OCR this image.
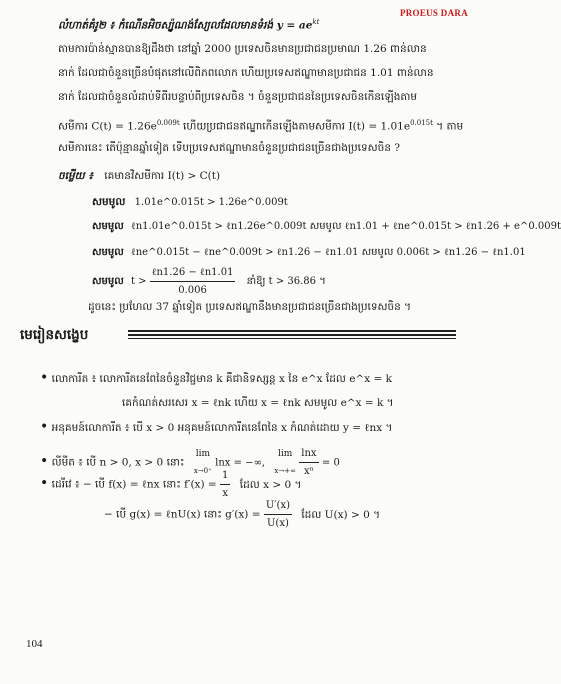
PROEUS DARA
លំហាត់គំរូ២ ៖ កំណើនអិចស្ប៉ូណង់ស្យែលដែលមានទំរង់ $y = ae^{kt}$
តាមការប៉ាន់ស្មានបានឱ្យដឹងថា នៅឆ្នាំ 2000 ប្រទេសចិនមានប្រជាជនប្រមាណ 1.26 ពាន់លាន
នាក់ ដែលជាចំនួនច្រើនបំផុតនៅលើពិភពលោក ហើយប្រទេសឥណ្ឌាមានប្រជាជន 1.01 ពាន់លាន
នាក់ ដែលជាចំនួនលំដាប់ទីពីរបន្ទាប់ពីប្រទេសចិន ។ ចំនួនប្រជាជននៃប្រទេសចិនកើនឡើងតាម
សមីការ $C(t) = 1.26e^{0.009t}$ ហើយប្រជាជនឥណ្ឌាកើនឡើងតាមសមីការ $I(t) = 1.01e^{0.015t}$ ។ តាម
សមីការនេះ តើប៉ុន្មានឆ្នាំទៀត ទើបប្រទេសឥណ្ឌាមានចំនួនប្រជាជនច្រើនជាងប្រទេសចិន ?
ចម្លើយ ៖ គេមានវិសមីការ I(t) > C(t)
សមមូល 1.01e^0.015t > 1.26e^0.009t
សមមូល ℓn1.01e^0.015t > ℓn1.26e^0.009t សមមូល ℓn1.01 + ℓne^0.015t > ℓn1.26 + e^0.009t
សមមូល ℓne^0.015t − ℓne^0.009t > ℓn1.26 − ℓn1.01 សមមូល 0.006t > ℓn1.26 − ℓn1.01
សមមូល $t > \frac{\text{ℓn1.26 − ℓn1.01}}{0.006}$ នាំឱ្យ t > 36.86 ។
ដូចនេះ ប្រហែល 37 ឆ្នាំទៀត ប្រទេសឥណ្ឌានឹងមានប្រជាជនច្រើនជាងប្រទេសចិន ។
មេរៀនសង្ខេប
• លោការីត ៖ លោការីតនេពែនៃចំនួនវិជ្ជមាន k គឺជានិទស្សន្ត x នៃ e^x ដែល e^x = k
គេកំណត់សរសេរ x = ℓnk ហើយ x = ℓnk សមមូល e^x = k ។
• អនុគមន៍លោការីត ៖ បើ x > 0 អនុគមន៍លោការីតនេពែនៃ x កំណត់ដោយ y = ℓnx ។
• លីមីត ៖ បើ n > 0, x > 0 នោះ
lim
x→0⁺
lnx = −∞,
lim
x→+∞
$\frac{\ln x}{\text{xⁿ}} = 0$
• ដេរីវេ ៖ − បើ f(x) = ℓnx នោះ $f'(x) = \frac{1}{x}$ ដែល x > 0 ។
− បើ g(x) = ℓnU(x) នោះ $g'(x) = \frac{U'(x)}{U(x)}$ ដែល U(x) > 0 ។
104
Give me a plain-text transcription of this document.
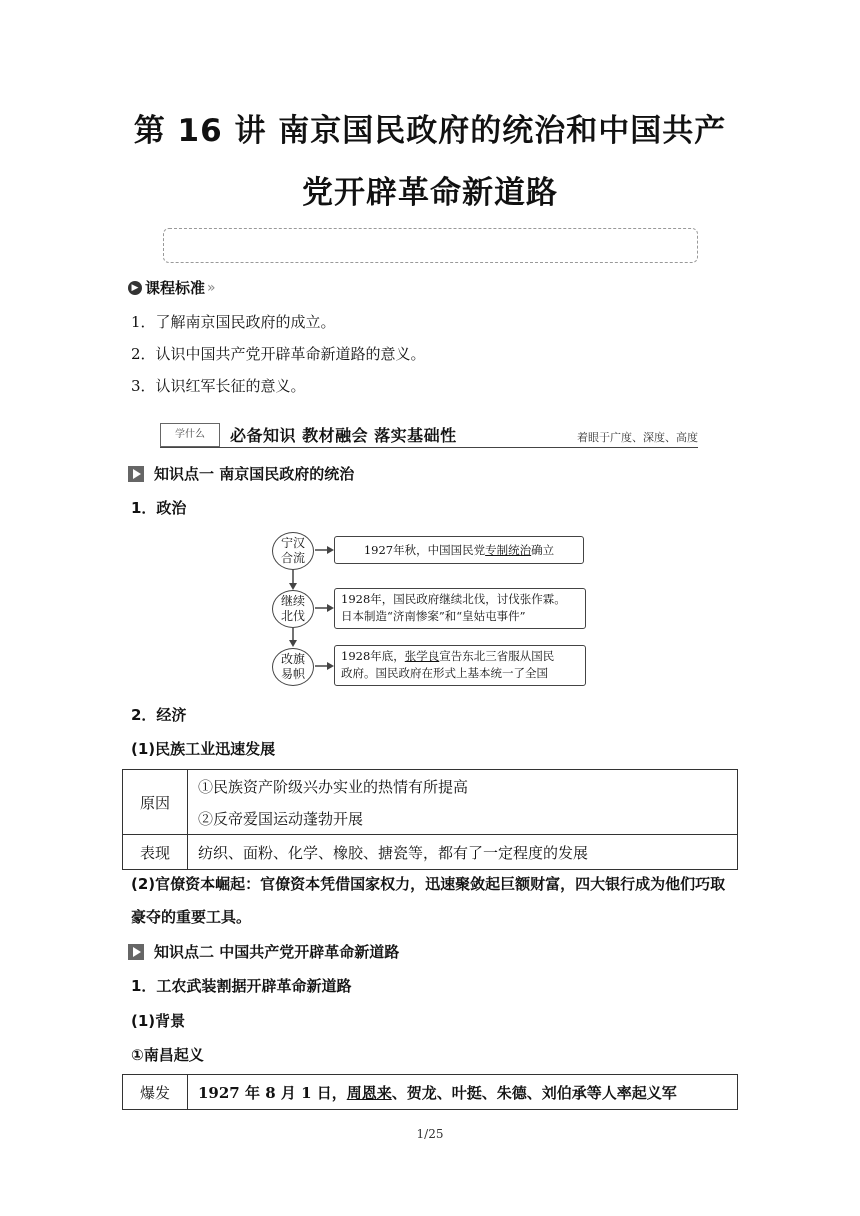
第 16 讲 南京国民政府的统治和中国共产
党开辟革命新道路
▶ 课程标准 »
1．了解南京国民政府的成立。
2．认识中国共产党开辟革命新道路的意义。
3．认识红军长征的意义。
学什么	必备知识 教材融会 落实基础性	着眼于广度、深度、高度
知识点一 南京国民政府的统治
1．政治
宁汉
合流
继续
北伐
改旗
易帜
1927年秋，中国国民党专制统治确立
1928年，国民政府继续北伐，讨伐张作霖。
日本制造“济南惨案”和“皇姑屯事件”
1928年底，张学良宣告东北三省服从国民
政府。国民政府在形式上基本统一了全国
2．经济
(1)民族工业迅速发展
原因	①民族资产阶级兴办实业的热情有所提高
	②反帝爱国运动蓬勃开展
表现	纺织、面粉、化学、橡胶、搪瓷等，都有了一定程度的发展
(2)官僚资本崛起：官僚资本凭借国家权力，迅速聚敛起巨额财富，四大银行成为他们巧取豪夺的重要工具。
知识点二 中国共产党开辟革命新道路
1．工农武装割据开辟革命新道路
(1)背景
①南昌起义
爆发	1927 年 8 月 1 日，周恩来、贺龙、叶挺、朱德、刘伯承等人率起义军
1/25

* [JOB] Write out the full listing verbatim, excluding its pictures.

* [TASK RESPONSE]
OCR this image.
PROEUS DARA
លំហាត់គំរូ២ ៖ កំណើនអិចស្ប៉ូណង់ស្យែលដែលមានទំរង់ $y = ae^{kt}$
តាមការប៉ាន់ស្មានបានឱ្យដឹងថា នៅឆ្នាំ 2000 ប្រទេសចិនមានប្រជាជនប្រមាណ 1.26 ពាន់លាន
នាក់ ដែលជាចំនួនច្រើនបំផុតនៅលើពិភពលោក ហើយប្រទេសឥណ្ឌាមានប្រជាជន 1.01 ពាន់លាន
នាក់ ដែលជាចំនួនលំដាប់ទីពីរបន្ទាប់ពីប្រទេសចិន ។ ចំនួនប្រជាជននៃប្រទេសចិនកើនឡើងតាម
សមីការ $C(t) = 1.26e^{0.009t}$ ហើយប្រជាជនឥណ្ឌាកើនឡើងតាមសមីការ $I(t) = 1.01e^{0.015t}$ ។ តាម
សមីការនេះ តើប៉ុន្មានឆ្នាំទៀត ទើបប្រទេសឥណ្ឌាមានចំនួនប្រជាជនច្រើនជាងប្រទេសចិន ?
ចម្លើយ ៖ គេមានវិសមីការ I(t) > C(t)
សមមូល 1.01e^0.015t > 1.26e^0.009t
សមមូល ℓn1.01e^0.015t > ℓn1.26e^0.009t សមមូល ℓn1.01 + ℓne^0.015t > ℓn1.26 + e^0.009t
សមមូល ℓne^0.015t − ℓne^0.009t > ℓn1.26 − ℓn1.01 សមមូល 0.006t > ℓn1.26 − ℓn1.01
សមមូល $t > \frac{\text{ℓn1.26 − ℓn1.01}}{0.006}$ នាំឱ្យ t > 36.86 ។
ដូចនេះ ប្រហែល 37 ឆ្នាំទៀត ប្រទេសឥណ្ឌានឹងមានប្រជាជនច្រើនជាងប្រទេសចិន ។
មេរៀនសង្ខេប
• លោការីត ៖ លោការីតនេពែនៃចំនួនវិជ្ជមាន k គឺជានិទស្សន្ត x នៃ e^x ដែល e^x = k
គេកំណត់សរសេរ x = ℓnk ហើយ x = ℓnk សមមូល e^x = k ។
• អនុគមន៍លោការីត ៖ បើ x > 0 អនុគមន៍លោការីតនេពែនៃ x កំណត់ដោយ y = ℓnx ។
• លីមីត ៖ បើ n > 0, x > 0 នោះ
lim
x→0⁺
lnx = −∞,
lim
x→+∞
$\frac{\ln x}{\text{xⁿ}} = 0$
• ដេរីវេ ៖ − បើ f(x) = ℓnx នោះ $f'(x) = \frac{1}{x}$ ដែល x > 0 ។
− បើ g(x) = ℓnU(x) នោះ $g'(x) = \frac{U'(x)}{U(x)}$ ដែល U(x) > 0 ។
104
Give me a plain-text transcription of this document.
第 16 讲 南京国民政府的统治和中国共产
党开辟革命新道路
▶ 课程标准 »
1．了解南京国民政府的成立。
2．认识中国共产党开辟革命新道路的意义。
3．认识红军长征的意义。
学什么	必备知识 教材融会 落实基础性	着眼于广度、深度、高度
知识点一 南京国民政府的统治
1．政治
宁汉
合流
继续
北伐
改旗
易帜
1927年秋，中国国民党专制统治确立
1928年，国民政府继续北伐，讨伐张作霖。
日本制造“济南惨案”和“皇姑屯事件”
1928年底，张学良宣告东北三省服从国民
政府。国民政府在形式上基本统一了全国
2．经济
(1)民族工业迅速发展
原因	①民族资产阶级兴办实业的热情有所提高
	②反帝爱国运动蓬勃开展
表现	纺织、面粉、化学、橡胶、搪瓷等，都有了一定程度的发展
(2)官僚资本崛起：官僚资本凭借国家权力，迅速聚敛起巨额财富，四大银行成为他们巧取豪夺的重要工具。
知识点二 中国共产党开辟革命新道路
1．工农武装割据开辟革命新道路
(1)背景
①南昌起义
爆发	1927 年 8 月 1 日，周恩来、贺龙、叶挺、朱德、刘伯承等人率起义军
1/25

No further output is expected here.